Source records
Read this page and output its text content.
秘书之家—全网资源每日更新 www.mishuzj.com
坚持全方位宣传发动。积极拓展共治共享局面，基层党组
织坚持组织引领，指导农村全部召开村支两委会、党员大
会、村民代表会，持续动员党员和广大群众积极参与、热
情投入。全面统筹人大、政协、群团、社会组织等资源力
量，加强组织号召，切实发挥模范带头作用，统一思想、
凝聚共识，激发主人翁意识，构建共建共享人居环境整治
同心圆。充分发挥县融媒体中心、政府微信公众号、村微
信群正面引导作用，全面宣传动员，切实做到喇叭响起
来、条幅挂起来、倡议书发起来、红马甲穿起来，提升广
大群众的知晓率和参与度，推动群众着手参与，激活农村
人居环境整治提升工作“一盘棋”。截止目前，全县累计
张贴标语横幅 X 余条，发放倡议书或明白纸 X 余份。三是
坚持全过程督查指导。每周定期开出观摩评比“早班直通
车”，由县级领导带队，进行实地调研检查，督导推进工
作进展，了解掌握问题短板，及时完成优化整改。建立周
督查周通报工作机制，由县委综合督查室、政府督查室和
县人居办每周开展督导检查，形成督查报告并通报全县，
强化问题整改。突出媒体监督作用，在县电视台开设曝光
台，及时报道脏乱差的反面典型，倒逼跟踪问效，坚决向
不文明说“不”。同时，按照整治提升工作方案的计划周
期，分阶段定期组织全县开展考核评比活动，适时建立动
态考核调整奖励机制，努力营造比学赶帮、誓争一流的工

● **EXERCISE REQUIREMENTS**:
All of the material above needs to be retyped word for word.

● **SOLUTION TO THE PROBLEM**:
Read this page and output its text content.
秘书之家—全网资源每日更新 www.mishuzj.com
坚持全方位宣传发动。积极拓展共治共享局面，基层党组
织坚持组织引领，指导农村全部召开村支两委会、党员大
会、村民代表会，持续动员党员和广大群众积极参与、热
情投入。全面统筹人大、政协、群团、社会组织等资源力
量，加强组织号召，切实发挥模范带头作用，统一思想、
凝聚共识，激发主人翁意识，构建共建共享人居环境整治
同心圆。充分发挥县融媒体中心、政府微信公众号、村微
信群正面引导作用，全面宣传动员，切实做到喇叭响起
来、条幅挂起来、倡议书发起来、红马甲穿起来，提升广
大群众的知晓率和参与度，推动群众着手参与，激活农村
人居环境整治提升工作“一盘棋”。截止目前，全县累计
张贴标语横幅 X 余条，发放倡议书或明白纸 X 余份。三是
坚持全过程督查指导。每周定期开出观摩评比“早班直通
车”，由县级领导带队，进行实地调研检查，督导推进工
作进展，了解掌握问题短板，及时完成优化整改。建立周
督查周通报工作机制，由县委综合督查室、政府督查室和
县人居办每周开展督导检查，形成督查报告并通报全县，
强化问题整改。突出媒体监督作用，在县电视台开设曝光
台，及时报道脏乱差的反面典型，倒逼跟踪问效，坚决向
不文明说“不”。同时，按照整治提升工作方案的计划周
期，分阶段定期组织全县开展考核评比活动，适时建立动
态考核调整奖励机制，努力营造比学赶帮、誓争一流的工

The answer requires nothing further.